Data entries:
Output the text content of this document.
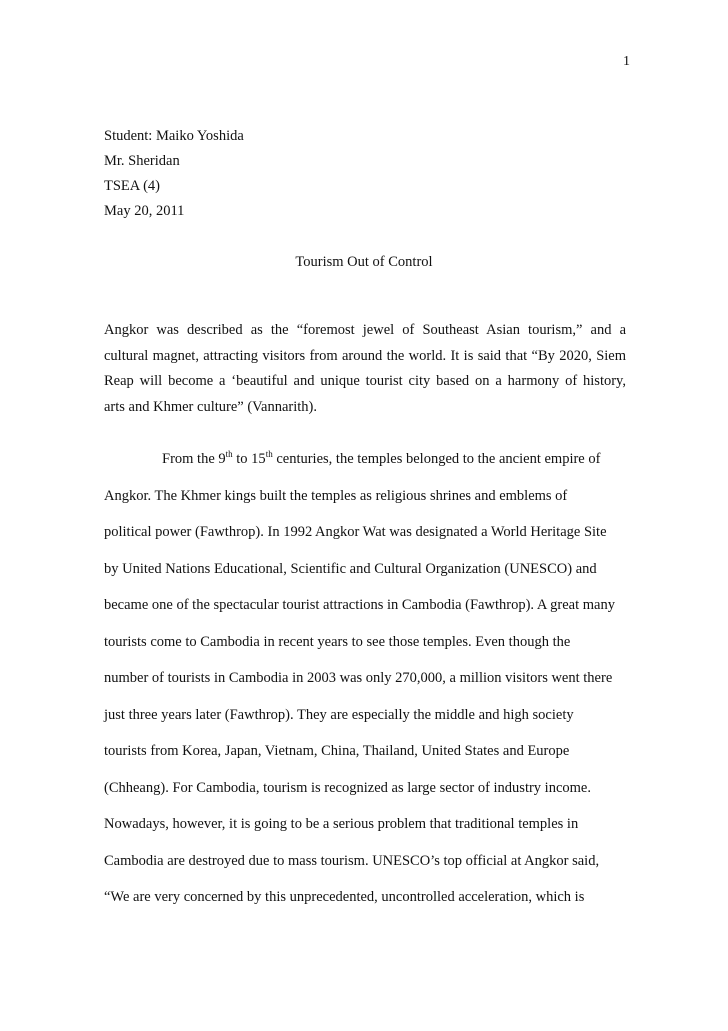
1
Student: Maiko Yoshida
Mr. Sheridan
TSEA (4)
May 20, 2011
Tourism Out of Control
Angkor was described as the “foremost jewel of Southeast Asian tourism,” and a
cultural magnet, attracting visitors from around the world. It is said that “By 2020, Siem
Reap will become a ‘beautiful and unique tourist city based on a harmony of history,
arts and Khmer culture” (Vannarith).
From the 9th to 15th centuries, the temples belonged to the ancient empire of
Angkor. The Khmer kings built the temples as religious shrines and emblems of
political power (Fawthrop). In 1992 Angkor Wat was designated a World Heritage Site
by United Nations Educational, Scientific and Cultural Organization (UNESCO) and
became one of the spectacular tourist attractions in Cambodia (Fawthrop). A great many
tourists come to Cambodia in recent years to see those temples. Even though the
number of tourists in Cambodia in 2003 was only 270,000, a million visitors went there
just three years later (Fawthrop). They are especially the middle and high society
tourists from Korea, Japan, Vietnam, China, Thailand, United States and Europe
(Chheang). For Cambodia, tourism is recognized as large sector of industry income.
Nowadays, however, it is going to be a serious problem that traditional temples in
Cambodia are destroyed due to mass tourism. UNESCO’s top official at Angkor said,
“We are very concerned by this unprecedented, uncontrolled acceleration, which is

> Exercise:
Return each line among the entries that holds the word "Fawthrop".

> Answer in full:
political power (Fawthrop). In 1992 Angkor Wat was designated a World Heritage Site
became one of the spectacular tourist attractions in Cambodia (Fawthrop). A great many
just three years later (Fawthrop). They are especially the middle and high society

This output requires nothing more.